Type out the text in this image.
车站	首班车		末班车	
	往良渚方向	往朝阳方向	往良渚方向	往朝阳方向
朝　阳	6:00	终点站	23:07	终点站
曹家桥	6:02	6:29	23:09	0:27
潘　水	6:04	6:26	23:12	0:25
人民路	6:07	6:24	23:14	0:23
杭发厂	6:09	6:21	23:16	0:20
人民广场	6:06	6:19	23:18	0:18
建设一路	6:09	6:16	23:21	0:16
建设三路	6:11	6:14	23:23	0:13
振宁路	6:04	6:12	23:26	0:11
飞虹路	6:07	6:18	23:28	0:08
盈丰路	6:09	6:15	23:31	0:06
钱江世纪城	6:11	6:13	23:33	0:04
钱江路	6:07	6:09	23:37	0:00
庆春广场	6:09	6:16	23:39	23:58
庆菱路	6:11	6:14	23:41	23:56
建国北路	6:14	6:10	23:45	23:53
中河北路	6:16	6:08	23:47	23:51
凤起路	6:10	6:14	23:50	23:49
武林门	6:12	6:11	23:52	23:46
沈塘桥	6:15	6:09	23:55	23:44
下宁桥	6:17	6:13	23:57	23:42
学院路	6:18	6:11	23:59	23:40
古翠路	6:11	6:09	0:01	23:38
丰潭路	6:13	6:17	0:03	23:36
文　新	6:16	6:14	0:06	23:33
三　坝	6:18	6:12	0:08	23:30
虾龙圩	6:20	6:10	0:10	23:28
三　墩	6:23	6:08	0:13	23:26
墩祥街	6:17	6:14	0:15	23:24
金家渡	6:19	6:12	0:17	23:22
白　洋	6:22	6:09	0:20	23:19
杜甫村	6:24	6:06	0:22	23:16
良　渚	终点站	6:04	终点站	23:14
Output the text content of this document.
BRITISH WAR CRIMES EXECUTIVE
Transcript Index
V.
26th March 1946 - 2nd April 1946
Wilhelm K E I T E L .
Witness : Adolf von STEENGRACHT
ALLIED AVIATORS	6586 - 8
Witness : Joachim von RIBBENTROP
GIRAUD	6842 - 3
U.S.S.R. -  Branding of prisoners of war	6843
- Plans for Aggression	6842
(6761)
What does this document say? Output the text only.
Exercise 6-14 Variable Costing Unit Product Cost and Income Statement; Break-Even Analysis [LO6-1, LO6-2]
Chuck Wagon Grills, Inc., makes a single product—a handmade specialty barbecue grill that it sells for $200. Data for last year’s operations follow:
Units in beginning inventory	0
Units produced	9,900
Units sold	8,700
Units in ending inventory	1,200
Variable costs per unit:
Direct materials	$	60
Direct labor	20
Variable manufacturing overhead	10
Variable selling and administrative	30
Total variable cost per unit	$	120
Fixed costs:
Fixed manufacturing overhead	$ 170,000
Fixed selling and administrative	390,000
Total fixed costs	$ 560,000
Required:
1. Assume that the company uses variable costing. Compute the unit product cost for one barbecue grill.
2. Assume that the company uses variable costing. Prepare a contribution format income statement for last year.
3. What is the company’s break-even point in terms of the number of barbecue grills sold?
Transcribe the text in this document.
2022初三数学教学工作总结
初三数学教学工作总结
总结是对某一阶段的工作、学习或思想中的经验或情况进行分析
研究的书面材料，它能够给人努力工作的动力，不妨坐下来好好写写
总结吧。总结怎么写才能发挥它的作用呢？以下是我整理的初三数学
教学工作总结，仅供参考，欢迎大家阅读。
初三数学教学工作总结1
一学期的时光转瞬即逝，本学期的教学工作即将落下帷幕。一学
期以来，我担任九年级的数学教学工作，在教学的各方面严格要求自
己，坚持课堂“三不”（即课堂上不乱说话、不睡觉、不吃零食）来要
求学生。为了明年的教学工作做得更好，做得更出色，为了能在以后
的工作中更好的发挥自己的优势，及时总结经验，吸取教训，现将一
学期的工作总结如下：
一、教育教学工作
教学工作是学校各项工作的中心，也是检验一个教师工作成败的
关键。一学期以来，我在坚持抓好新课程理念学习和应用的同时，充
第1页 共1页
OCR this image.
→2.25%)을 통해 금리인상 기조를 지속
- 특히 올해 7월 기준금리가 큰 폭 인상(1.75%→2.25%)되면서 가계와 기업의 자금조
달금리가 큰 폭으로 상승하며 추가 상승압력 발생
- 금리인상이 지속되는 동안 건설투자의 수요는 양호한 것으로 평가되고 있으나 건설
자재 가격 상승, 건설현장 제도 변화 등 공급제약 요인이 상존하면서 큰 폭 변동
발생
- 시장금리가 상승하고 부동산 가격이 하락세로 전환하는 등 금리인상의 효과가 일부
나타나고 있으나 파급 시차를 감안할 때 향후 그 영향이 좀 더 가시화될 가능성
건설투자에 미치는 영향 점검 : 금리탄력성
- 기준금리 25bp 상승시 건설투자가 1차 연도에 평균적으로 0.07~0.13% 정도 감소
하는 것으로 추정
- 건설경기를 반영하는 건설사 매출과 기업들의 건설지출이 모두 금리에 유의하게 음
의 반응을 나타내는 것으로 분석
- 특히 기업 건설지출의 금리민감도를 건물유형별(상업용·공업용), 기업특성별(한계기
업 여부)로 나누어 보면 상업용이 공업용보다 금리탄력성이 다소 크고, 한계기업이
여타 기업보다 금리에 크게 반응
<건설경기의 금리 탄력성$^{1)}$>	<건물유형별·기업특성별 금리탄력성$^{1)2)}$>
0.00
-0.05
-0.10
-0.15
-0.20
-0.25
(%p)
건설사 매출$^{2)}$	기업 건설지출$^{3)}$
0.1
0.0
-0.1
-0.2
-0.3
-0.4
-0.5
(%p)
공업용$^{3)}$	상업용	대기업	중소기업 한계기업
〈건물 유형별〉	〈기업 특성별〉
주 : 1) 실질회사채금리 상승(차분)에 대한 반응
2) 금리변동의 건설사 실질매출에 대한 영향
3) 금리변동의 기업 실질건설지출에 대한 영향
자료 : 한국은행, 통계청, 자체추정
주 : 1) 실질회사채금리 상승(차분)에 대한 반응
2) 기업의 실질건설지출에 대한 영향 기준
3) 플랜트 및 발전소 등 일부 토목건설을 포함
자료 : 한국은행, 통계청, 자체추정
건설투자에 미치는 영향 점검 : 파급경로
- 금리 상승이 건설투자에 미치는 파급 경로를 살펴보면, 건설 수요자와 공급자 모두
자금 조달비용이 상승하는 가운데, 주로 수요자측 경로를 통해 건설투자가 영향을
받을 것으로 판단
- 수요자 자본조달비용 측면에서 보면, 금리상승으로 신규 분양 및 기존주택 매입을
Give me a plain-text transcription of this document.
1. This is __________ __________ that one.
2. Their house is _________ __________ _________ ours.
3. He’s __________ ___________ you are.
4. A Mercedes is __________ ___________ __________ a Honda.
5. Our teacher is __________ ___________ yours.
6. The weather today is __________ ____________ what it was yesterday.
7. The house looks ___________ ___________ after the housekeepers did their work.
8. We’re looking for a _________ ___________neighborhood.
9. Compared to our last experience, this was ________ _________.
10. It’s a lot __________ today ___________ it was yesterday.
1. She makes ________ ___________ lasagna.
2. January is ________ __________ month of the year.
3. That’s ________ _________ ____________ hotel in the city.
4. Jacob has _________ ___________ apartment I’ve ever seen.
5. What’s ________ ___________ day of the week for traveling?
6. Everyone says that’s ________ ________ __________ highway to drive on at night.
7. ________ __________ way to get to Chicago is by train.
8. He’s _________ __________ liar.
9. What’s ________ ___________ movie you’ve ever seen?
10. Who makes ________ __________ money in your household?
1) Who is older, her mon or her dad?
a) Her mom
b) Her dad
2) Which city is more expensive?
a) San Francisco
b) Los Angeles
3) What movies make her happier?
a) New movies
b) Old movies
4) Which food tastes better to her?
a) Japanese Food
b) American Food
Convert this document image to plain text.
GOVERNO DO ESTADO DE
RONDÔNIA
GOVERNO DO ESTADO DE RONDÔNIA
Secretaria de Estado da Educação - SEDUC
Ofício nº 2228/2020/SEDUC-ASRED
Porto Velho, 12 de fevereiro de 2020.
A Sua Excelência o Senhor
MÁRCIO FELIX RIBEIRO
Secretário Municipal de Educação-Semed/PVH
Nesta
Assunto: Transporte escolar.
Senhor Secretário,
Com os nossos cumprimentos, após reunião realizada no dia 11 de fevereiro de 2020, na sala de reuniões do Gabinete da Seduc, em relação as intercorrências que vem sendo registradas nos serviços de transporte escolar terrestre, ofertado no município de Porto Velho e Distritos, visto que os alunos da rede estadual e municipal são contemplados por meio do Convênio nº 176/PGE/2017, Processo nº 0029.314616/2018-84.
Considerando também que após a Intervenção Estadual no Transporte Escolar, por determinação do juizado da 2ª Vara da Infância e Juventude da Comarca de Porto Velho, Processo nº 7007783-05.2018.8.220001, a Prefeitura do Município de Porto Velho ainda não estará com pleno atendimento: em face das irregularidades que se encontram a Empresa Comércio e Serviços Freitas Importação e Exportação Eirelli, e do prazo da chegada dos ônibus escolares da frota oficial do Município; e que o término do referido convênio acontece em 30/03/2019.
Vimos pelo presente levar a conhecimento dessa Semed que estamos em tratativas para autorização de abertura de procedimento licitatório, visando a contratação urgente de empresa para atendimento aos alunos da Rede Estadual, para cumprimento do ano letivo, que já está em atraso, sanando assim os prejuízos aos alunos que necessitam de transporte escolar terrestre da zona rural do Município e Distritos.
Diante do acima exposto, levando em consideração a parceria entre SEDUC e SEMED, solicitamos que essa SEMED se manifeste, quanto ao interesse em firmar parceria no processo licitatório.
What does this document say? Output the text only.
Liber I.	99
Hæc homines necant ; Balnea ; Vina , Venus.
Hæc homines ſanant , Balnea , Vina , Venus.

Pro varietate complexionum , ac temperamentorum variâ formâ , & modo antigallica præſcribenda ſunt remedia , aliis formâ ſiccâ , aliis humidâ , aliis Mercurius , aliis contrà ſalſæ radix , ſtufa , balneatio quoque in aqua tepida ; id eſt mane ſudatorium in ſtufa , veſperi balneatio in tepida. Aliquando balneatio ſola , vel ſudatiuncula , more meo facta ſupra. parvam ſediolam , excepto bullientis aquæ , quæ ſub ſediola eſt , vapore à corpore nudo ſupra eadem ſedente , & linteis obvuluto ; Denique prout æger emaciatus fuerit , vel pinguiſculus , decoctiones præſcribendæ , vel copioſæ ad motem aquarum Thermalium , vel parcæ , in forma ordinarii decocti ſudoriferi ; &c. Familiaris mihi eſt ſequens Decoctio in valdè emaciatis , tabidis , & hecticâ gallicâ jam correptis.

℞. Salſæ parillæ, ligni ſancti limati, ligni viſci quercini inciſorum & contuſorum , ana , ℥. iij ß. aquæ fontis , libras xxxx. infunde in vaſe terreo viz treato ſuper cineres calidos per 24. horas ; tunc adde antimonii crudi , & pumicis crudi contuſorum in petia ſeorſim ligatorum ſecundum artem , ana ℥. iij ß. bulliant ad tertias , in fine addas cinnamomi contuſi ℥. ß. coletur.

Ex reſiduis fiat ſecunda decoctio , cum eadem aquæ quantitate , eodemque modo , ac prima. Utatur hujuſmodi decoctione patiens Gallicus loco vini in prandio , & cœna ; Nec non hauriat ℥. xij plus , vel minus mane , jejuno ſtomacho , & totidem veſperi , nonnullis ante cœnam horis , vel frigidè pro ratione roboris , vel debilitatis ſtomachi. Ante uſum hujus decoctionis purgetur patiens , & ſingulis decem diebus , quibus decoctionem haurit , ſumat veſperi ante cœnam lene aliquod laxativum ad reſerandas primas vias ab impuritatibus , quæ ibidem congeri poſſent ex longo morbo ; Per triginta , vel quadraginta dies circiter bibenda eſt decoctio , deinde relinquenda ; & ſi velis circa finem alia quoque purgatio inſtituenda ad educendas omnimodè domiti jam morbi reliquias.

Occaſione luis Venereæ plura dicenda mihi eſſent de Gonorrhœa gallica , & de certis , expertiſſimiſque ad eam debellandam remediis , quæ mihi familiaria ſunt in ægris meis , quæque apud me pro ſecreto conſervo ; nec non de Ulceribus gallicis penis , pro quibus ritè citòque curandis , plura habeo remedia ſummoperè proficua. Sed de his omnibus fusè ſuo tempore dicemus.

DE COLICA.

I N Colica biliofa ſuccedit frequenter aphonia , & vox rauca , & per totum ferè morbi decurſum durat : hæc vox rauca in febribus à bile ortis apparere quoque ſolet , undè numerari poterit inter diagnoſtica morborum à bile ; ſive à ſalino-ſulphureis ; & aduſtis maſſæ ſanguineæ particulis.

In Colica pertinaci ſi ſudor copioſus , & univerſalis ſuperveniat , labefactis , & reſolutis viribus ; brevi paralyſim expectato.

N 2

• _Written instruction_:
Look above for lines with the word "건설투자가" and copy them all.

• _Answer to this exercise_:
- 기준금리 25bp 상승시 건설투자가 1차 연도에 평균적으로 0.07~0.13% 정도 감소
자금 조달비용이 상승하는 가운데, 주로 수요자측 경로를 통해 건설투자가 영향을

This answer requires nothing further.